→ **RECORDS FOR THE TASK**:
-- begin --

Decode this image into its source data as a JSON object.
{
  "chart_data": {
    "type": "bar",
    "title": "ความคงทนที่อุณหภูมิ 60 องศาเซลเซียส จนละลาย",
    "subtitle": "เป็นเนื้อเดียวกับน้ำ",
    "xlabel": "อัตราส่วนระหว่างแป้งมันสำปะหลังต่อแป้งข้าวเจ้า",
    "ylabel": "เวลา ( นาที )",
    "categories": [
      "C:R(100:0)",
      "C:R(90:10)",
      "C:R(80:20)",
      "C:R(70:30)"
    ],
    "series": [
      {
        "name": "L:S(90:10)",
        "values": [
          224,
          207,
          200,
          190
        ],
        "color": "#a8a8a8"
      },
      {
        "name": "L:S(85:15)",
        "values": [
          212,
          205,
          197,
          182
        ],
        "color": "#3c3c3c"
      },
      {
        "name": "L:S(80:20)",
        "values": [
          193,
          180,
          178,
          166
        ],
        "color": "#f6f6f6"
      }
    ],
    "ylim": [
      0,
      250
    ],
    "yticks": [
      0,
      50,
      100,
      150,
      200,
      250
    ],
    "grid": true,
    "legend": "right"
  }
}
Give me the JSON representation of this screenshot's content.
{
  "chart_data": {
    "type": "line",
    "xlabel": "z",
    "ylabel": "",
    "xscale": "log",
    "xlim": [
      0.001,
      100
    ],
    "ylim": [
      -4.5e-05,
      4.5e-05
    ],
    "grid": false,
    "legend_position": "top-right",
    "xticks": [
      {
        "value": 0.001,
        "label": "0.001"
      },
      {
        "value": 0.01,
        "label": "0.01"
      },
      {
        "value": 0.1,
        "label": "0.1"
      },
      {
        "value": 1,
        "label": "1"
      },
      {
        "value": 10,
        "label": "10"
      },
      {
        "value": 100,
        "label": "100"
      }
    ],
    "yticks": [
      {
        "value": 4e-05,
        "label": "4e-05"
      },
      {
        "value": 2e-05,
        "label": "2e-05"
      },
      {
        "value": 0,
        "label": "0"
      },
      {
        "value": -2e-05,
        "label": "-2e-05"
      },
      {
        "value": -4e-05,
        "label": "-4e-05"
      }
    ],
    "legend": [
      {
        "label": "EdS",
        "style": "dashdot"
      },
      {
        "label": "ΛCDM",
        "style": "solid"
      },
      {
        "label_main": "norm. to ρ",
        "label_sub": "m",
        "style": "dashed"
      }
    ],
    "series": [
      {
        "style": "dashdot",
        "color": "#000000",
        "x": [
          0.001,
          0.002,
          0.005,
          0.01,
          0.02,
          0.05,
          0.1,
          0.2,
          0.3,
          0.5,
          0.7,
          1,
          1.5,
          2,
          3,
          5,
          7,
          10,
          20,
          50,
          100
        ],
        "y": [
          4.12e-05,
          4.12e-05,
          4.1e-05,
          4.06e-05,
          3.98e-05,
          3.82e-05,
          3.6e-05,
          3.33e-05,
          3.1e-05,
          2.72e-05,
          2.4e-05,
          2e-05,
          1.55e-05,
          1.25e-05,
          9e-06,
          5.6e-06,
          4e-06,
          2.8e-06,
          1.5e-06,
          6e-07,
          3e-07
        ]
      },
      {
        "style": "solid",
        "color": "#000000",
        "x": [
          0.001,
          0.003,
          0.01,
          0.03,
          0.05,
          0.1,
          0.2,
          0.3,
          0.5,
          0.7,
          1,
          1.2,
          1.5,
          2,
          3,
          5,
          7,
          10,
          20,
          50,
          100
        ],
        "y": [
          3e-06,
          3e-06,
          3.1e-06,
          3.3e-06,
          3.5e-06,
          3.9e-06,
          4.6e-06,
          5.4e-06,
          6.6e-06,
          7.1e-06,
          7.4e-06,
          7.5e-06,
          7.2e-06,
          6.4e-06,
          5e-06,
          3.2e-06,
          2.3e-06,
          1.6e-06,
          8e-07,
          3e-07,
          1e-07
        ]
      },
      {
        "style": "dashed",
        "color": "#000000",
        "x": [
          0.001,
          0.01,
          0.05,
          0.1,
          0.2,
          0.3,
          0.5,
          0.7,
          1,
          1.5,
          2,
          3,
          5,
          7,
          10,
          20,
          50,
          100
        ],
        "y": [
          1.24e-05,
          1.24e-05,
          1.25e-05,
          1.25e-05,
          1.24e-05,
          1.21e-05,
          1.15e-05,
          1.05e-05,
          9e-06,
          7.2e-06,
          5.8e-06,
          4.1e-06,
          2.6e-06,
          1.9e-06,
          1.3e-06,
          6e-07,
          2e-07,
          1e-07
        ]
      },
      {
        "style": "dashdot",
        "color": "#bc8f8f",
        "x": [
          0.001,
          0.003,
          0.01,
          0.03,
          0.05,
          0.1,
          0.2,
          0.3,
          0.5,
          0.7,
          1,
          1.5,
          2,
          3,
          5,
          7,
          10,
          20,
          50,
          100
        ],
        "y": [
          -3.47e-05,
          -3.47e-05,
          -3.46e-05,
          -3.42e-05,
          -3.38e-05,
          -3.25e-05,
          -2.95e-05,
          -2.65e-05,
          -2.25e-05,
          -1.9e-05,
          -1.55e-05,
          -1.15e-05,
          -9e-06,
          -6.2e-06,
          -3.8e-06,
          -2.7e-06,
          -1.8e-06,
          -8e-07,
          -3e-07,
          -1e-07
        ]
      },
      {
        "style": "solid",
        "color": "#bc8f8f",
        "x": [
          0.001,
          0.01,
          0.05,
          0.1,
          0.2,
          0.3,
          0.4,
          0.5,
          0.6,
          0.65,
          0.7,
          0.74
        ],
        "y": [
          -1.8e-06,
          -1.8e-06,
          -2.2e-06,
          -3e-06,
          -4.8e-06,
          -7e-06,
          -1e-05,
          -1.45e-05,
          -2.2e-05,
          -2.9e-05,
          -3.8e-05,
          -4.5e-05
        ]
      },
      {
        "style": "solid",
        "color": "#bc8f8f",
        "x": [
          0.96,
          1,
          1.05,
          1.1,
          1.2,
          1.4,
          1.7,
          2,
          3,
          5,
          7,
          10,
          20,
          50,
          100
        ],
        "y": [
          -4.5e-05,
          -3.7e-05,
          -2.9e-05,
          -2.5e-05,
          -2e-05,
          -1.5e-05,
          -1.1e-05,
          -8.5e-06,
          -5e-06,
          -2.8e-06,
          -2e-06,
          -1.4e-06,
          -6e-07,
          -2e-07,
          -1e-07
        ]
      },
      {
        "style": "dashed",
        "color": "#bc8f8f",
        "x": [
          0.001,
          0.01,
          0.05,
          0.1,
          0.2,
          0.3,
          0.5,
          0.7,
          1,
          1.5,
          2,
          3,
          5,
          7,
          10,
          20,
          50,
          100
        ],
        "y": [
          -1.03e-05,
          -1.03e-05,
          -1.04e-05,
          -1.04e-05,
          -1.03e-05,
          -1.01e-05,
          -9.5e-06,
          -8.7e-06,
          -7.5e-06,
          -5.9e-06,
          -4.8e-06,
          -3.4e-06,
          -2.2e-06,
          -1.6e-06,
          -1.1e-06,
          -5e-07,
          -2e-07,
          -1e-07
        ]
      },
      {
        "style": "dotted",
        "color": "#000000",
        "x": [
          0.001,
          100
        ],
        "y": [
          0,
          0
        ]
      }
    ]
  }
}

-- end --

→ **REQUEST**:
Using the listing, copy every line where the word "this" shows up.

→ **WRITTEN RESPONSE**:
Decode this image into its source data as a JSON object.
Give me the JSON representation of this screenshot's content.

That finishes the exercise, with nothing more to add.